Structured figure records
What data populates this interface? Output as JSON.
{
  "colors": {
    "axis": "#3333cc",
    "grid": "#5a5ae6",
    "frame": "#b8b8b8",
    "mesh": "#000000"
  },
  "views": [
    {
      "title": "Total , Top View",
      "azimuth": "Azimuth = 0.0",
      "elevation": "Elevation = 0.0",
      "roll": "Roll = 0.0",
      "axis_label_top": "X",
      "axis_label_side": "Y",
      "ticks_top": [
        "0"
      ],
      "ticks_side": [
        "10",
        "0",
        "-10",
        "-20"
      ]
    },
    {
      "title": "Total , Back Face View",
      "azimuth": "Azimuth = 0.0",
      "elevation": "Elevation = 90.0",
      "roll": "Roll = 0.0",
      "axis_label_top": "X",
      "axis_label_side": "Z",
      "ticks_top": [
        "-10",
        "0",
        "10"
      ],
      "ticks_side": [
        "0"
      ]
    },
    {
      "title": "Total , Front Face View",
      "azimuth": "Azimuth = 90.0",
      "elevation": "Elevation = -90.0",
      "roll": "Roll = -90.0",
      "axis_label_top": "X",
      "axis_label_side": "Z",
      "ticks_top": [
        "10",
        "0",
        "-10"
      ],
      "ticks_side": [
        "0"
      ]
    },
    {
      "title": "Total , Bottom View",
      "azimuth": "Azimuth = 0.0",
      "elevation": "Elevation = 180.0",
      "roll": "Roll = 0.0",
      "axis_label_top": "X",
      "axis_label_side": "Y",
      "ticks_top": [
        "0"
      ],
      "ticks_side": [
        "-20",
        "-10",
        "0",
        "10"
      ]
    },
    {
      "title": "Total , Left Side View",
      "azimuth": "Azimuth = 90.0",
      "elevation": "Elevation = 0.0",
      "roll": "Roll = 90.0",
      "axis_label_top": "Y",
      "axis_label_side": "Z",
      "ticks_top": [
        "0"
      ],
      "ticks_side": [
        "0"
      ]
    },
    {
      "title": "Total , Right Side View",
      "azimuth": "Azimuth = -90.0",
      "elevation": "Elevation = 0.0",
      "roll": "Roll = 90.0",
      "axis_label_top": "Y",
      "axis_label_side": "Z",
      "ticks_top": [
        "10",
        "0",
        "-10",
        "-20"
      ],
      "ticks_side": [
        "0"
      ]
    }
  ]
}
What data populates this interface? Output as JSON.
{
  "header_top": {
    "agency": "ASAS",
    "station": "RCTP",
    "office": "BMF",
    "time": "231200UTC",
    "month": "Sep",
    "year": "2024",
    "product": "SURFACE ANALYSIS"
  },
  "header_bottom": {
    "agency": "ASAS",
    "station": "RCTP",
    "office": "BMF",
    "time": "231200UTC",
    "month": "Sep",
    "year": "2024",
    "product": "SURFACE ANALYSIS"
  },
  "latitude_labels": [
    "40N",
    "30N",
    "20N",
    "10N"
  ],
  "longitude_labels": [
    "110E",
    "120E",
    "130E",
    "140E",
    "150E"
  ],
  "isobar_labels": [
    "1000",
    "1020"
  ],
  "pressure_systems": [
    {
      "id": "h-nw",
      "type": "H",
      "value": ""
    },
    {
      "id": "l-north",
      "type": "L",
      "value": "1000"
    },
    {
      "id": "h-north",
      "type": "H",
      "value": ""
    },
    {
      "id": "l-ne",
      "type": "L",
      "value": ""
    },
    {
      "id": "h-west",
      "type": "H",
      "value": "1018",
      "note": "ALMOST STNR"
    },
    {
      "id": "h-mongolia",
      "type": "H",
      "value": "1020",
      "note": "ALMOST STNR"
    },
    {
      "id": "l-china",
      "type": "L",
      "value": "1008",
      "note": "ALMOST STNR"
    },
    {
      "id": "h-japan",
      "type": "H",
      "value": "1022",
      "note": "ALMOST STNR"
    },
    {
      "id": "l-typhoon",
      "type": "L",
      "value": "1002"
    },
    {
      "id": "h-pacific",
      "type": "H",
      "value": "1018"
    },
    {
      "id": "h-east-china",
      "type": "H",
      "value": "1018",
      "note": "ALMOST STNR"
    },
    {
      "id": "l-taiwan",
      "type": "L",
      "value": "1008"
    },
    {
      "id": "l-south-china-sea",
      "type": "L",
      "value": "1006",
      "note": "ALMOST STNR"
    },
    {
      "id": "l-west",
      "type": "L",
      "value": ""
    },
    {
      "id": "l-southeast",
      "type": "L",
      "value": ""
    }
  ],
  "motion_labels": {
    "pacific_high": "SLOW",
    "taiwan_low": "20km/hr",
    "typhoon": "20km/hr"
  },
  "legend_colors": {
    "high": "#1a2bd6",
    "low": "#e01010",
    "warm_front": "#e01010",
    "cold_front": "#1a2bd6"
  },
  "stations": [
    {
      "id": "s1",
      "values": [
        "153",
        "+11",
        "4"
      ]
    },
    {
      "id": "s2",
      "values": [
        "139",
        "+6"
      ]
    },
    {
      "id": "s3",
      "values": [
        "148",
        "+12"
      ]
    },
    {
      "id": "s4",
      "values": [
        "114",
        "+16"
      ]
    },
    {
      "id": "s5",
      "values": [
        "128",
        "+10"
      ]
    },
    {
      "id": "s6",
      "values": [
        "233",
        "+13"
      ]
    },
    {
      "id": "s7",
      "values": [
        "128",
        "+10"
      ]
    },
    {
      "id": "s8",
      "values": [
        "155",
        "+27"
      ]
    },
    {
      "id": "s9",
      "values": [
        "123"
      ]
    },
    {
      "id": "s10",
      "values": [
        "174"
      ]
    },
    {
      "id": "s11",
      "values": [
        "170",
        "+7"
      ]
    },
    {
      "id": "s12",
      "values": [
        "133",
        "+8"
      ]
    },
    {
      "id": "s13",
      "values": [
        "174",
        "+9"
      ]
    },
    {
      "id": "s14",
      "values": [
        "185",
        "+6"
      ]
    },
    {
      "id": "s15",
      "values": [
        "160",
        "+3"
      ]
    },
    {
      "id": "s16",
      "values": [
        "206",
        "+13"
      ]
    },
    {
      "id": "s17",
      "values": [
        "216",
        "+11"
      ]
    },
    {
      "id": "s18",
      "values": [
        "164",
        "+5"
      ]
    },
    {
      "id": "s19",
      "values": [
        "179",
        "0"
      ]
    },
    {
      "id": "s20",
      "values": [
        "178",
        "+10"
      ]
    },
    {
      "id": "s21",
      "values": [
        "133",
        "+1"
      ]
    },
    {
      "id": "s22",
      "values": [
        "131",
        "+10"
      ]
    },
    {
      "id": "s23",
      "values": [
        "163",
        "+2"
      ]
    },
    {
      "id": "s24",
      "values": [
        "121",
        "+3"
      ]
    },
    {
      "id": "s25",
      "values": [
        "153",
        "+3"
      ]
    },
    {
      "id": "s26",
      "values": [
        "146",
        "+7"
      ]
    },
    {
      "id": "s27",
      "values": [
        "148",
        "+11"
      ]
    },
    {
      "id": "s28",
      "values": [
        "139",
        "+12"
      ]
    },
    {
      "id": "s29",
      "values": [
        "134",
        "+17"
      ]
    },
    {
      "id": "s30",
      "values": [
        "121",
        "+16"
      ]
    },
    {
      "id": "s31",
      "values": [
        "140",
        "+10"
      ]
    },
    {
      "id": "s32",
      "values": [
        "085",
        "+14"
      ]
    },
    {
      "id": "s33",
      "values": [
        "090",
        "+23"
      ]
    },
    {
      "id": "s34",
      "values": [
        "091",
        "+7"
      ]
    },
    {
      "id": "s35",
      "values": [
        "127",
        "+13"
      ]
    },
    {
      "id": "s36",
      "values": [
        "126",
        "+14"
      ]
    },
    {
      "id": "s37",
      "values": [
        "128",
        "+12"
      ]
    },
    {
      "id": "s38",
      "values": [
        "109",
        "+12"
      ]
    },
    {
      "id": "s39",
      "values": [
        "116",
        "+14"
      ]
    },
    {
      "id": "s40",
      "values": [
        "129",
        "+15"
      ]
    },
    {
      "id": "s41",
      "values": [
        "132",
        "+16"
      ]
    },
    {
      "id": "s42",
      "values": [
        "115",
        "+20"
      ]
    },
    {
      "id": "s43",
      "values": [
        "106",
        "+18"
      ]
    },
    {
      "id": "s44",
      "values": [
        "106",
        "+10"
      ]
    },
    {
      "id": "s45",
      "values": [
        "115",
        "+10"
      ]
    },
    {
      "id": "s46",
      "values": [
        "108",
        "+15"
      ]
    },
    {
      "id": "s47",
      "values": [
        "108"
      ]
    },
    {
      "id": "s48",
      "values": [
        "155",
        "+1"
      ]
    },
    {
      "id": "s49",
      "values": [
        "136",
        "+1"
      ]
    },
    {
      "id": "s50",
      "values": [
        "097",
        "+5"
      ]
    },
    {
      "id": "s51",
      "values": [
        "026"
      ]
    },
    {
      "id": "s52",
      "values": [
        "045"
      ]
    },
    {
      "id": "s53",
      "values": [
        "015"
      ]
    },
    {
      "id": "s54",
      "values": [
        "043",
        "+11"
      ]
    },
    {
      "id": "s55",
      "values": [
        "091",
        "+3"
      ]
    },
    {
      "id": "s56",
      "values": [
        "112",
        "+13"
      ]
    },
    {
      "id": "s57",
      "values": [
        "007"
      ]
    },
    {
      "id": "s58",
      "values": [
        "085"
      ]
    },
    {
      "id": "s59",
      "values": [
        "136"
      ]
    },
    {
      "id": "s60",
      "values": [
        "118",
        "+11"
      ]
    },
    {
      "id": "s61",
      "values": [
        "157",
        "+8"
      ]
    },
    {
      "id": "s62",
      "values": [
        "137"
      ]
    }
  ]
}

> _THE PROBLEM_
Which lines contain "title"? Copy each of them.

> _COMPLETED TASK_
      "title": "Total , Top View",
      "title": "Total , Back Face View",
      "title": "Total , Front Face View",
      "title": "Total , Bottom View",
      "title": "Total , Left Side View",
      "title": "Total , Right Side View",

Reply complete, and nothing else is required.